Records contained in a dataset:
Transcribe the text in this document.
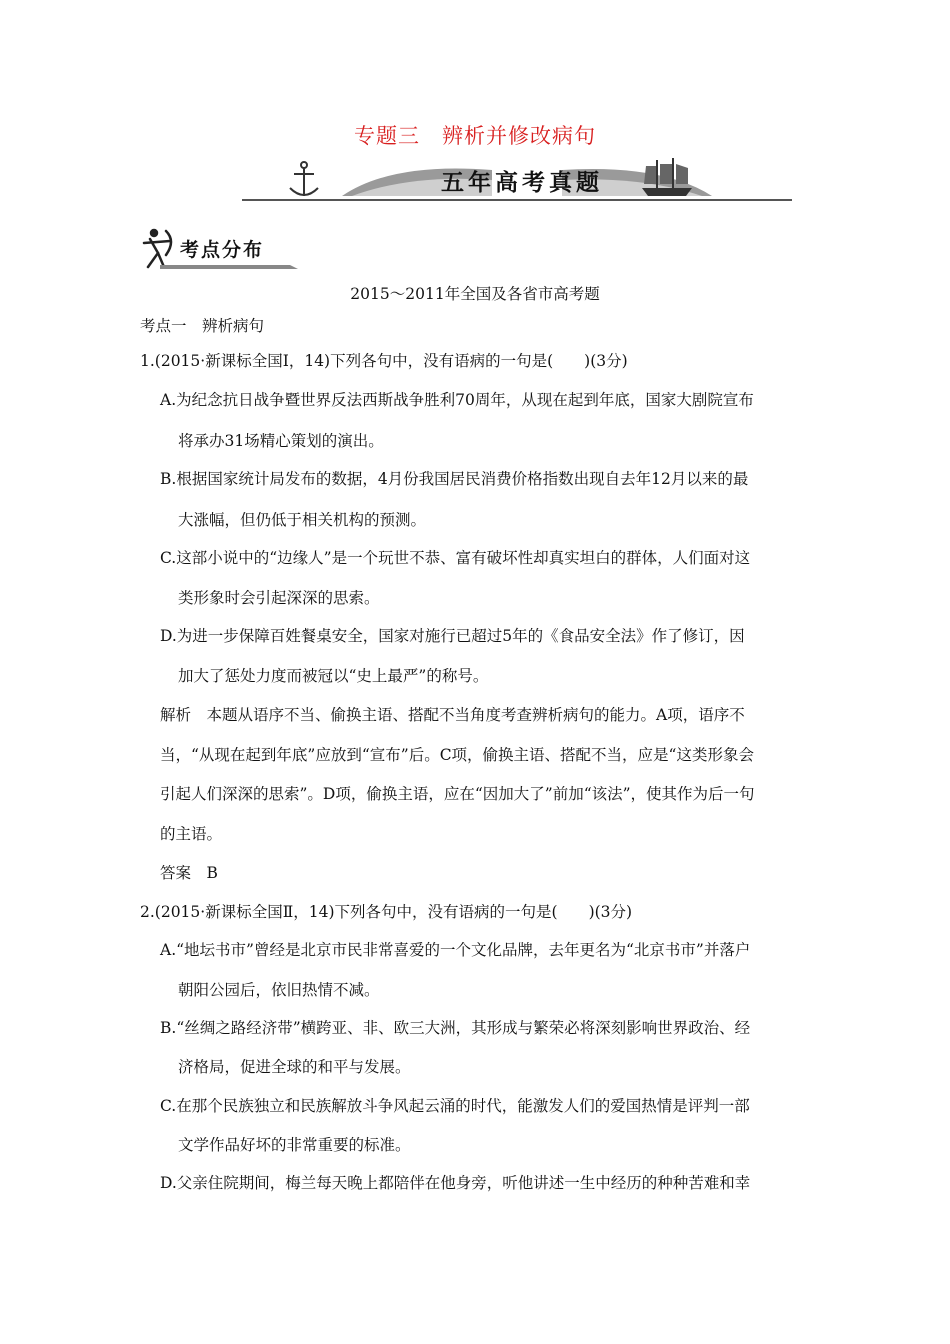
专题三　辨析并修改病句
五年高考真题
考点分布
2015～2011年全国及各省市高考题
考点一　辨析病句
1.(2015·新课标全国Ⅰ，14)下列各句中，没有语病的一句是(　　)(3分)
A.为纪念抗日战争暨世界反法西斯战争胜利70周年，从现在起到年底，国家大剧院宣布
将承办31场精心策划的演出。
B.根据国家统计局发布的数据，4月份我国居民消费价格指数出现自去年12月以来的最
大涨幅，但仍低于相关机构的预测。
C.这部小说中的“边缘人”是一个玩世不恭、富有破坏性却真实坦白的群体，人们面对这
类形象时会引起深深的思索。
D.为进一步保障百姓餐桌安全，国家对施行已超过5年的《食品安全法》作了修订，因
加大了惩处力度而被冠以“史上最严”的称号。
解析　本题从语序不当、偷换主语、搭配不当角度考查辨析病句的能力。A项，语序不
当，“从现在起到年底”应放到“宣布”后。C项，偷换主语、搭配不当，应是“这类形象会
引起人们深深的思索”。D项，偷换主语，应在“因加大了”前加“该法”，使其作为后一句
的主语。
答案　B
2.(2015·新课标全国Ⅱ，14)下列各句中，没有语病的一句是(　　)(3分)
A.“地坛书市”曾经是北京市民非常喜爱的一个文化品牌，去年更名为“北京书市”并落户
朝阳公园后，依旧热情不减。
B.“丝绸之路经济带”横跨亚、非、欧三大洲，其形成与繁荣必将深刻影响世界政治、经
济格局，促进全球的和平与发展。
C.在那个民族独立和民族解放斗争风起云涌的时代，能激发人们的爱国热情是评判一部
文学作品好坏的非常重要的标准。
D.父亲住院期间，梅兰每天晚上都陪伴在他身旁，听他讲述一生中经历的种种苦难和幸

- **WHAT YOU ARE ASKED TO DO**
Each record above is to be restated exactly, with its pictures removed from the copy.

- **SOLVED EXERCISE**
Transcribe the text in this document.
专题三　辨析并修改病句
五年高考真题
考点分布
2015～2011年全国及各省市高考题
考点一　辨析病句
1.(2015·新课标全国Ⅰ，14)下列各句中，没有语病的一句是(　　)(3分)
A.为纪念抗日战争暨世界反法西斯战争胜利70周年，从现在起到年底，国家大剧院宣布
将承办31场精心策划的演出。
B.根据国家统计局发布的数据，4月份我国居民消费价格指数出现自去年12月以来的最
大涨幅，但仍低于相关机构的预测。
C.这部小说中的“边缘人”是一个玩世不恭、富有破坏性却真实坦白的群体，人们面对这
类形象时会引起深深的思索。
D.为进一步保障百姓餐桌安全，国家对施行已超过5年的《食品安全法》作了修订，因
加大了惩处力度而被冠以“史上最严”的称号。
解析　本题从语序不当、偷换主语、搭配不当角度考查辨析病句的能力。A项，语序不
当，“从现在起到年底”应放到“宣布”后。C项，偷换主语、搭配不当，应是“这类形象会
引起人们深深的思索”。D项，偷换主语，应在“因加大了”前加“该法”，使其作为后一句
的主语。
答案　B
2.(2015·新课标全国Ⅱ，14)下列各句中，没有语病的一句是(　　)(3分)
A.“地坛书市”曾经是北京市民非常喜爱的一个文化品牌，去年更名为“北京书市”并落户
朝阳公园后，依旧热情不减。
B.“丝绸之路经济带”横跨亚、非、欧三大洲，其形成与繁荣必将深刻影响世界政治、经
济格局，促进全球的和平与发展。
C.在那个民族独立和民族解放斗争风起云涌的时代，能激发人们的爱国热情是评判一部
文学作品好坏的非常重要的标准。
D.父亲住院期间，梅兰每天晚上都陪伴在他身旁，听他讲述一生中经历的种种苦难和幸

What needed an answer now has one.